* [Instruction]:
Retype all the entries word for word, but omit the pictures.

* [Input rows]:
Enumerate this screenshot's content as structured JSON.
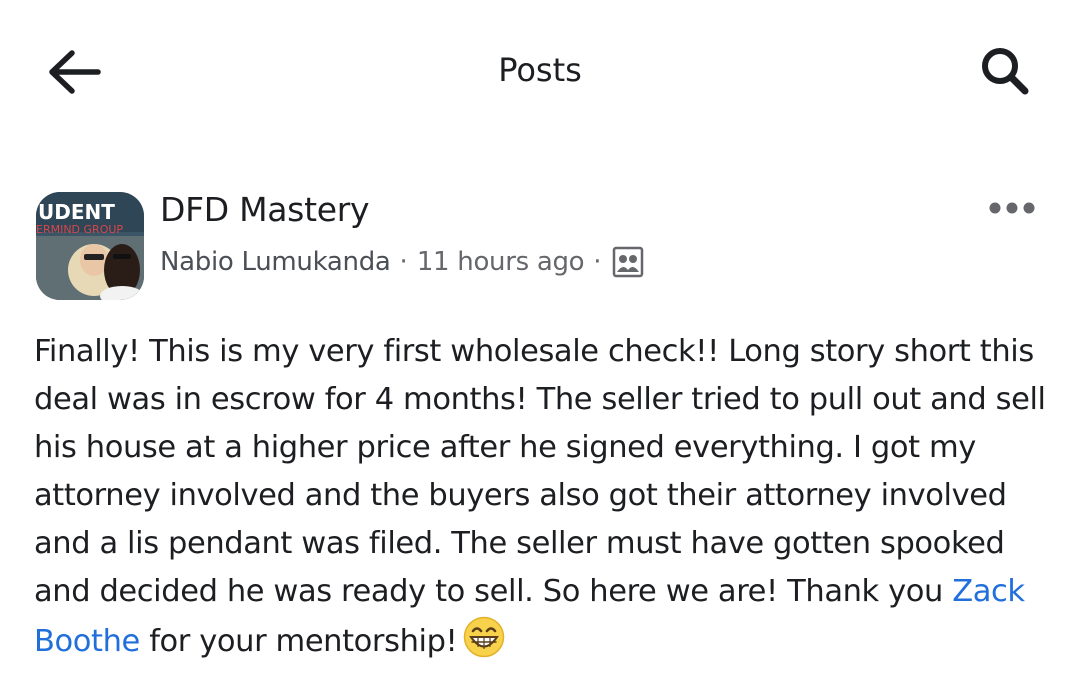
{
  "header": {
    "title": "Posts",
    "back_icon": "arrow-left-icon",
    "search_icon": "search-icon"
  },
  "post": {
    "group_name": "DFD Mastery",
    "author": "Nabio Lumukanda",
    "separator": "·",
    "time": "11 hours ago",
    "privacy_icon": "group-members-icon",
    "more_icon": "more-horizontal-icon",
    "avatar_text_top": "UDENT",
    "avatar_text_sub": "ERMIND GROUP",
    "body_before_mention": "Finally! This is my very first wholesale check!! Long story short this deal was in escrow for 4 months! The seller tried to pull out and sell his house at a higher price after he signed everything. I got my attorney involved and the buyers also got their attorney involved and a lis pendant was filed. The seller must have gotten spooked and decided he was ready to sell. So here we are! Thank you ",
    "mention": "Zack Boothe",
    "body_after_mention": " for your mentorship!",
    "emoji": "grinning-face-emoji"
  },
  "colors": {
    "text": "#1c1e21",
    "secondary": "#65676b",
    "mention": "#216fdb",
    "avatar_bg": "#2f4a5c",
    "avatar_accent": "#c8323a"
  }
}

* [Exercise response]:
Enumerate this screenshot's content as structured JSON.
{
  "header": {
    "title": "Posts",
    "back_icon": "arrow-left-icon",
    "search_icon": "search-icon"
  },
  "post": {
    "group_name": "DFD Mastery",
    "author": "Nabio Lumukanda",
    "separator": "·",
    "time": "11 hours ago",
    "privacy_icon": "group-members-icon",
    "more_icon": "more-horizontal-icon",
    "avatar_text_top": "UDENT",
    "avatar_text_sub": "ERMIND GROUP",
    "body_before_mention": "Finally! This is my very first wholesale check!! Long story short this deal was in escrow for 4 months! The seller tried to pull out and sell his house at a higher price after he signed everything. I got my attorney involved and the buyers also got their attorney involved and a lis pendant was filed. The seller must have gotten spooked and decided he was ready to sell. So here we are! Thank you ",
    "mention": "Zack Boothe",
    "body_after_mention": " for your mentorship!",
    "emoji": "grinning-face-emoji"
  },
  "colors": {
    "text": "#1c1e21",
    "secondary": "#65676b",
    "mention": "#216fdb",
    "avatar_bg": "#2f4a5c",
    "avatar_accent": "#c8323a"
  }
}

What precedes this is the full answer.